## Set problem:
Scan the material below for the string "hand", and copy every line where it shows up.

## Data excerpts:
_ _ _ _ _
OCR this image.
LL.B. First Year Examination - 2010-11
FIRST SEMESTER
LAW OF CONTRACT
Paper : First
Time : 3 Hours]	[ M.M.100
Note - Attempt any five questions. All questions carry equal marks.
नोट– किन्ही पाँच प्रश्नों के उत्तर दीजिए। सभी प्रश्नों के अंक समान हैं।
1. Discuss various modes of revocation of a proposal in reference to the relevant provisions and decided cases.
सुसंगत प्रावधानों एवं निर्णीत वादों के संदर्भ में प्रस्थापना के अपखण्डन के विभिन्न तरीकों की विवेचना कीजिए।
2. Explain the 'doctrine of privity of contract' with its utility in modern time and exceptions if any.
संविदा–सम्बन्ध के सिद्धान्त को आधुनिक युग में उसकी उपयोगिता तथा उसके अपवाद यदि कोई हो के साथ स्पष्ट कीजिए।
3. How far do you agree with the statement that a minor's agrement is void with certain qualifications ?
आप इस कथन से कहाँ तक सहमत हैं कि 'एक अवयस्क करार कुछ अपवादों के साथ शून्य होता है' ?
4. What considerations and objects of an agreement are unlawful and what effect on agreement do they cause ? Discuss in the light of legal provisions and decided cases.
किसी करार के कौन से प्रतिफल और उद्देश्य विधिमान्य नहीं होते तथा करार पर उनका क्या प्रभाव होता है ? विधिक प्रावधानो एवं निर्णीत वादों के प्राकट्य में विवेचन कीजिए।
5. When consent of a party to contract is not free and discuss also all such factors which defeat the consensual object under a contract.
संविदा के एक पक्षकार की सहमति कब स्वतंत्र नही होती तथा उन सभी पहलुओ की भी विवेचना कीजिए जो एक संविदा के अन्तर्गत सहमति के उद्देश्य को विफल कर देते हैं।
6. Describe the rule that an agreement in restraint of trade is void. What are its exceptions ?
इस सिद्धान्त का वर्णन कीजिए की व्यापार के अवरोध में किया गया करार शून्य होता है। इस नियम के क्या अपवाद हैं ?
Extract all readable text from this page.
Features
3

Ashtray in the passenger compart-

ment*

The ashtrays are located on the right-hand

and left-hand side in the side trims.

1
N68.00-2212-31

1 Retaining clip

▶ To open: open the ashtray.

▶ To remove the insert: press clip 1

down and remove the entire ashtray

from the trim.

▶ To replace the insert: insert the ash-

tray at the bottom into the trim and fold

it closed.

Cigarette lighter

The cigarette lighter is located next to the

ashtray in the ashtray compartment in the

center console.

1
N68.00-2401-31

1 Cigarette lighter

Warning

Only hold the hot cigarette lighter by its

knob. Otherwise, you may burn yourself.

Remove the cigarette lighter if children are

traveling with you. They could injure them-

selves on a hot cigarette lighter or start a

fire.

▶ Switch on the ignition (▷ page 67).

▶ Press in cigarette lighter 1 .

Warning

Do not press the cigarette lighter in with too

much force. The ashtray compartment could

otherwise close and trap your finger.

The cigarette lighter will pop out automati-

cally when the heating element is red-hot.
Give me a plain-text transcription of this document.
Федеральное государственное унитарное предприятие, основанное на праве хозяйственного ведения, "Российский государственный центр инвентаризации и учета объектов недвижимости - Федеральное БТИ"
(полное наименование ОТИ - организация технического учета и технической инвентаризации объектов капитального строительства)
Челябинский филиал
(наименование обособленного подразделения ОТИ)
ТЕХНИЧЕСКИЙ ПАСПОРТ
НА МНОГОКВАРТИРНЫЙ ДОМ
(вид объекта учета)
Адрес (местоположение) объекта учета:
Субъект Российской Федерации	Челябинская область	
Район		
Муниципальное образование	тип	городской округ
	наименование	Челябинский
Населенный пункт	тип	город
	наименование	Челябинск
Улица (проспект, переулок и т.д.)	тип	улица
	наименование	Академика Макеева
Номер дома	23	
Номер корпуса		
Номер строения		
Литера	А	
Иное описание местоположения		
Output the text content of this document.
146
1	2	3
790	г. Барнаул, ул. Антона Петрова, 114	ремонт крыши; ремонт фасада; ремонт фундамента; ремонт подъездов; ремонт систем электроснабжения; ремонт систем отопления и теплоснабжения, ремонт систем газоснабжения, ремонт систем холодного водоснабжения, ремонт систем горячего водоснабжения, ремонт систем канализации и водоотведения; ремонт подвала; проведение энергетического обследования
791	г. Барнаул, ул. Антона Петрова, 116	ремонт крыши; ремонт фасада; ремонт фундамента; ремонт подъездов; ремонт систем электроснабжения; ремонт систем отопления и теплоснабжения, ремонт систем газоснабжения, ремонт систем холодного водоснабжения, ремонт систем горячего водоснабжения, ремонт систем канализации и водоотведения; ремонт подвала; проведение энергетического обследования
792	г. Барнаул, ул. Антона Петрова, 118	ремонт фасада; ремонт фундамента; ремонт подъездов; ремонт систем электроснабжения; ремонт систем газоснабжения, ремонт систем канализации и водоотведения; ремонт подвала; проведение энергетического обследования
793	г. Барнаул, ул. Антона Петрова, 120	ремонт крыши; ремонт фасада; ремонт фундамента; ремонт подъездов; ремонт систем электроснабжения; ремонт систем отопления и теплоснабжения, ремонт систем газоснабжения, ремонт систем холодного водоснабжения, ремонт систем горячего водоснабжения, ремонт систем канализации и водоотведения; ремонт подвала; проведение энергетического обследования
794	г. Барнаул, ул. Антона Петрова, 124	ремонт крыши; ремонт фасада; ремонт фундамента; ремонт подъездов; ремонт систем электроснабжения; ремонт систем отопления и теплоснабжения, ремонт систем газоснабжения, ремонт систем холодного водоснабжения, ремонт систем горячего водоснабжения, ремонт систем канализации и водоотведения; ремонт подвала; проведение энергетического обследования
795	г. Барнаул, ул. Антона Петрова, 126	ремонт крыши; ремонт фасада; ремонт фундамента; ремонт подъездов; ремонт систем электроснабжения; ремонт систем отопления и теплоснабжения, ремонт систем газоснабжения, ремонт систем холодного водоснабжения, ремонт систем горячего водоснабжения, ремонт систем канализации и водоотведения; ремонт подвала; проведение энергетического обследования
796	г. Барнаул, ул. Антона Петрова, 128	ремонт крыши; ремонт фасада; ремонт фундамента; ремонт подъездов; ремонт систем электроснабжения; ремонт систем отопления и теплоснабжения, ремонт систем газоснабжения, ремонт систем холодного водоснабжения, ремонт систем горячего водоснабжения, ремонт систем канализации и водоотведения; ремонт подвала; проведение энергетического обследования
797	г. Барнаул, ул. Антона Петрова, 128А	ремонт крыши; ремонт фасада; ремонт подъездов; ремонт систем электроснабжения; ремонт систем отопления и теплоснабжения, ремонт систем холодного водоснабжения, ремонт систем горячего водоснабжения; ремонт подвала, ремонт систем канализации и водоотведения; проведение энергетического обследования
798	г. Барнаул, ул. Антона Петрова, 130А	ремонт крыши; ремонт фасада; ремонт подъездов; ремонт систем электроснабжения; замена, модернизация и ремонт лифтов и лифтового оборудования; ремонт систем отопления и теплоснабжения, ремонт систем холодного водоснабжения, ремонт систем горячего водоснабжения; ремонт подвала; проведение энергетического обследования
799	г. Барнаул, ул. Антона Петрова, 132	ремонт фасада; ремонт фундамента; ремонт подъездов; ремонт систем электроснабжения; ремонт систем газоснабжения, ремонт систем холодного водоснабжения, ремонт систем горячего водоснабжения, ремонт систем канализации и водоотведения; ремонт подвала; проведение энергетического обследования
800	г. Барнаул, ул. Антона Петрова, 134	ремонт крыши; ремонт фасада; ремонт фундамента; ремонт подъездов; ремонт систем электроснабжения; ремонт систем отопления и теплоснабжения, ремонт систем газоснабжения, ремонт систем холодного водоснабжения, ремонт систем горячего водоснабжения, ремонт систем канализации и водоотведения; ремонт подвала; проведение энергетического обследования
_ _ _ _ _
## Final answer:
The ashtrays are located on the right-hand
and left-hand side in the side trims.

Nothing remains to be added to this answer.